**Set problem:** Transcribe the records that follow, preserving every word.

**Dataset records:**

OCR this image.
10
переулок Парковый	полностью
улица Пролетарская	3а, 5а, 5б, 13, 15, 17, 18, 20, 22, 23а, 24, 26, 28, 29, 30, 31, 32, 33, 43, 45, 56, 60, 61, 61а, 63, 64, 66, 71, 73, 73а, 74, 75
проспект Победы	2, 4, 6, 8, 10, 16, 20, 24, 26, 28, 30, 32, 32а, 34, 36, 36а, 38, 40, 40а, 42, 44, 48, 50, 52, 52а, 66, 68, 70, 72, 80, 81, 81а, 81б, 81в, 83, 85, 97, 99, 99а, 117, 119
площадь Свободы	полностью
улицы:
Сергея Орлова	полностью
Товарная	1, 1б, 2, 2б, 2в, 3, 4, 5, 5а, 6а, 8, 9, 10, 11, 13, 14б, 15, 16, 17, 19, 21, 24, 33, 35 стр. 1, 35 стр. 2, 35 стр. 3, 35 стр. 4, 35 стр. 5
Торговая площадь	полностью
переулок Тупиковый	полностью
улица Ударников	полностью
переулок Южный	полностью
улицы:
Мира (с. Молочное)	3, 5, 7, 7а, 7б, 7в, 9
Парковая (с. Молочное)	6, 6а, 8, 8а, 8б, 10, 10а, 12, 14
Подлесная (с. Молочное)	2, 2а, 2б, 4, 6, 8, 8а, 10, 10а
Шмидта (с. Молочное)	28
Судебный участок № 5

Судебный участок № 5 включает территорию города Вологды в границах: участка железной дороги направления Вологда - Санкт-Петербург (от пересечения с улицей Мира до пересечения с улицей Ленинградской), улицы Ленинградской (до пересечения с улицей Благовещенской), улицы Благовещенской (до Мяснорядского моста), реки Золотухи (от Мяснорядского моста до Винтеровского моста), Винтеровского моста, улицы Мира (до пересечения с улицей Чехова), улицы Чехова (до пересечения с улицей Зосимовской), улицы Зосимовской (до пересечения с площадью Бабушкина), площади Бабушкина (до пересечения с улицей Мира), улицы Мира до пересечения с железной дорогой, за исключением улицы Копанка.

**Output below:**
OCR this image.
10
переулок Парковый	полностью
улица Пролетарская	3а, 5а, 5б, 13, 15, 17, 18, 20, 22, 23а, 24, 26, 28, 29, 30, 31, 32, 33, 43, 45, 56, 60, 61, 61а, 63, 64, 66, 71, 73, 73а, 74, 75
проспект Победы	2, 4, 6, 8, 10, 16, 20, 24, 26, 28, 30, 32, 32а, 34, 36, 36а, 38, 40, 40а, 42, 44, 48, 50, 52, 52а, 66, 68, 70, 72, 80, 81, 81а, 81б, 81в, 83, 85, 97, 99, 99а, 117, 119
площадь Свободы	полностью
улицы:
Сергея Орлова	полностью
Товарная	1, 1б, 2, 2б, 2в, 3, 4, 5, 5а, 6а, 8, 9, 10, 11, 13, 14б, 15, 16, 17, 19, 21, 24, 33, 35 стр. 1, 35 стр. 2, 35 стр. 3, 35 стр. 4, 35 стр. 5
Торговая площадь	полностью
переулок Тупиковый	полностью
улица Ударников	полностью
переулок Южный	полностью
улицы:
Мира (с. Молочное)	3, 5, 7, 7а, 7б, 7в, 9
Парковая (с. Молочное)	6, 6а, 8, 8а, 8б, 10, 10а, 12, 14
Подлесная (с. Молочное)	2, 2а, 2б, 4, 6, 8, 8а, 10, 10а
Шмидта (с. Молочное)	28
Судебный участок № 5

Судебный участок № 5 включает территорию города Вологды в границах: участка железной дороги направления Вологда - Санкт-Петербург (от пересечения с улицей Мира до пересечения с улицей Ленинградской), улицы Ленинградской (до пересечения с улицей Благовещенской), улицы Благовещенской (до Мяснорядского моста), реки Золотухи (от Мяснорядского моста до Винтеровского моста), Винтеровского моста, улицы Мира (до пересечения с улицей Чехова), улицы Чехова (до пересечения с улицей Зосимовской), улицы Зосимовской (до пересечения с площадью Бабушкина), площади Бабушкина (до пересечения с улицей Мира), улицы Мира до пересечения с железной дорогой, за исключением улицы Копанка.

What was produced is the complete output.